**Work required**: Repeat the material in full. Keep every line exactly as it is.

**Entries provided**:

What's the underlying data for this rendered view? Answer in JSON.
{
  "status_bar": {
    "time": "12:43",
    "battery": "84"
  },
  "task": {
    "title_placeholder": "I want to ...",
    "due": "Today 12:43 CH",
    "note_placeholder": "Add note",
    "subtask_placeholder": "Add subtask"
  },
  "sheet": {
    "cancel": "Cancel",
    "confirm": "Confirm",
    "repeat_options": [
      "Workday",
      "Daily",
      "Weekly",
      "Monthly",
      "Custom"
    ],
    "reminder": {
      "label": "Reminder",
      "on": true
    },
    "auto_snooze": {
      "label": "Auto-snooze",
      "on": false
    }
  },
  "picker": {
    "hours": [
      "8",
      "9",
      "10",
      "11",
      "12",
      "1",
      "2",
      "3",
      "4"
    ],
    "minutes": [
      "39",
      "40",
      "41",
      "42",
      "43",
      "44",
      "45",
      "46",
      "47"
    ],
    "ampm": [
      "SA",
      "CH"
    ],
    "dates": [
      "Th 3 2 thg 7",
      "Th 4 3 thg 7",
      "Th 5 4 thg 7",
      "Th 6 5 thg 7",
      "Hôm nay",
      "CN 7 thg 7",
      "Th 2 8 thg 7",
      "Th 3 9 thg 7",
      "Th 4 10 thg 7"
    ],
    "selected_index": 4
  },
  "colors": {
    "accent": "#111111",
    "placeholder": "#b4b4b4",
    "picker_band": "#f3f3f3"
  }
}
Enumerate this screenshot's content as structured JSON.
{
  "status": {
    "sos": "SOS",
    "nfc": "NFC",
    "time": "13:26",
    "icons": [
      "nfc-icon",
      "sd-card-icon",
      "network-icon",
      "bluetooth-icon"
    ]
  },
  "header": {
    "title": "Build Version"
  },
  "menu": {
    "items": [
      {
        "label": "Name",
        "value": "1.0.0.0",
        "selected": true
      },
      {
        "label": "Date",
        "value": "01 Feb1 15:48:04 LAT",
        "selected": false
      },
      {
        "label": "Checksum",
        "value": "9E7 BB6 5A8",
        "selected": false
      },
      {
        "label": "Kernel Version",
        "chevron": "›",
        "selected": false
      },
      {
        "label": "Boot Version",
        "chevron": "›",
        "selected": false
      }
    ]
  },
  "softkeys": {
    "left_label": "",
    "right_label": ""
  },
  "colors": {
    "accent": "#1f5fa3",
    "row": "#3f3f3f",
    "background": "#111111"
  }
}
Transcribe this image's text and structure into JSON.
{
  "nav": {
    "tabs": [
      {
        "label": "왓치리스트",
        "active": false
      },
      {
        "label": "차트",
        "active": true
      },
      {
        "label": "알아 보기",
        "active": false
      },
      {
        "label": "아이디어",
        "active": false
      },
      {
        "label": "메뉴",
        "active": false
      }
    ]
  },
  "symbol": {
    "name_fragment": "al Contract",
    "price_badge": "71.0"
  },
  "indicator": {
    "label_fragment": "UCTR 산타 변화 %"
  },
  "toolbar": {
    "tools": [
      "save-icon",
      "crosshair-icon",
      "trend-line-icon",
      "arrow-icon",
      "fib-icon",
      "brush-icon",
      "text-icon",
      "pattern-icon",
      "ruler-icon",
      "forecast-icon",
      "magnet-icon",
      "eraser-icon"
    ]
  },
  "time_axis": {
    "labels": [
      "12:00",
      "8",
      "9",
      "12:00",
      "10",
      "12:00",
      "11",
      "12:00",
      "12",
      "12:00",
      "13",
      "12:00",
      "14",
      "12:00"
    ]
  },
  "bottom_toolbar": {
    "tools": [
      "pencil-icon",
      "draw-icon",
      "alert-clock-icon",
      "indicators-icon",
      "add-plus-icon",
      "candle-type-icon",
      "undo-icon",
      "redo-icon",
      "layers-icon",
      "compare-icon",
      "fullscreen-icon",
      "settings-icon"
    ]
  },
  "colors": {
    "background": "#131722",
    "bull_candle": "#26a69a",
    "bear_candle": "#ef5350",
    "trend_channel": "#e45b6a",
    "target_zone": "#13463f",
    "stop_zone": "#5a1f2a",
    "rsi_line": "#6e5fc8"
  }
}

**Written response**:
What's the underlying data for this rendered view? Answer in JSON.
{
  "status_bar": {
    "time": "12:43",
    "battery": "84"
  },
  "task": {
    "title_placeholder": "I want to ...",
    "due": "Today 12:43 CH",
    "note_placeholder": "Add note",
    "subtask_placeholder": "Add subtask"
  },
  "sheet": {
    "cancel": "Cancel",
    "confirm": "Confirm",
    "repeat_options": [
      "Workday",
      "Daily",
      "Weekly",
      "Monthly",
      "Custom"
    ],
    "reminder": {
      "label": "Reminder",
      "on": true
    },
    "auto_snooze": {
      "label": "Auto-snooze",
      "on": false
    }
  },
  "picker": {
    "hours": [
      "8",
      "9",
      "10",
      "11",
      "12",
      "1",
      "2",
      "3",
      "4"
    ],
    "minutes": [
      "39",
      "40",
      "41",
      "42",
      "43",
      "44",
      "45",
      "46",
      "47"
    ],
    "ampm": [
      "SA",
      "CH"
    ],
    "dates": [
      "Th 3 2 thg 7",
      "Th 4 3 thg 7",
      "Th 5 4 thg 7",
      "Th 6 5 thg 7",
      "Hôm nay",
      "CN 7 thg 7",
      "Th 2 8 thg 7",
      "Th 3 9 thg 7",
      "Th 4 10 thg 7"
    ],
    "selected_index": 4
  },
  "colors": {
    "accent": "#111111",
    "placeholder": "#b4b4b4",
    "picker_band": "#f3f3f3"
  }
}
Enumerate this screenshot's content as structured JSON.
{
  "status": {
    "sos": "SOS",
    "nfc": "NFC",
    "time": "13:26",
    "icons": [
      "nfc-icon",
      "sd-card-icon",
      "network-icon",
      "bluetooth-icon"
    ]
  },
  "header": {
    "title": "Build Version"
  },
  "menu": {
    "items": [
      {
        "label": "Name",
        "value": "1.0.0.0",
        "selected": true
      },
      {
        "label": "Date",
        "value": "01 Feb1 15:48:04 LAT",
        "selected": false
      },
      {
        "label": "Checksum",
        "value": "9E7 BB6 5A8",
        "selected": false
      },
      {
        "label": "Kernel Version",
        "chevron": "›",
        "selected": false
      },
      {
        "label": "Boot Version",
        "chevron": "›",
        "selected": false
      }
    ]
  },
  "softkeys": {
    "left_label": "",
    "right_label": ""
  },
  "colors": {
    "accent": "#1f5fa3",
    "row": "#3f3f3f",
    "background": "#111111"
  }
}
Transcribe this image's text and structure into JSON.
{
  "nav": {
    "tabs": [
      {
        "label": "왓치리스트",
        "active": false
      },
      {
        "label": "차트",
        "active": true
      },
      {
        "label": "알아 보기",
        "active": false
      },
      {
        "label": "아이디어",
        "active": false
      },
      {
        "label": "메뉴",
        "active": false
      }
    ]
  },
  "symbol": {
    "name_fragment": "al Contract",
    "price_badge": "71.0"
  },
  "indicator": {
    "label_fragment": "UCTR 산타 변화 %"
  },
  "toolbar": {
    "tools": [
      "save-icon",
      "crosshair-icon",
      "trend-line-icon",
      "arrow-icon",
      "fib-icon",
      "brush-icon",
      "text-icon",
      "pattern-icon",
      "ruler-icon",
      "forecast-icon",
      "magnet-icon",
      "eraser-icon"
    ]
  },
  "time_axis": {
    "labels": [
      "12:00",
      "8",
      "9",
      "12:00",
      "10",
      "12:00",
      "11",
      "12:00",
      "12",
      "12:00",
      "13",
      "12:00",
      "14",
      "12:00"
    ]
  },
  "bottom_toolbar": {
    "tools": [
      "pencil-icon",
      "draw-icon",
      "alert-clock-icon",
      "indicators-icon",
      "add-plus-icon",
      "candle-type-icon",
      "undo-icon",
      "redo-icon",
      "layers-icon",
      "compare-icon",
      "fullscreen-icon",
      "settings-icon"
    ]
  },
  "colors": {
    "background": "#131722",
    "bull_candle": "#26a69a",
    "bear_candle": "#ef5350",
    "trend_channel": "#e45b6a",
    "target_zone": "#13463f",
    "stop_zone": "#5a1f2a",
    "rsi_line": "#6e5fc8"
  }
}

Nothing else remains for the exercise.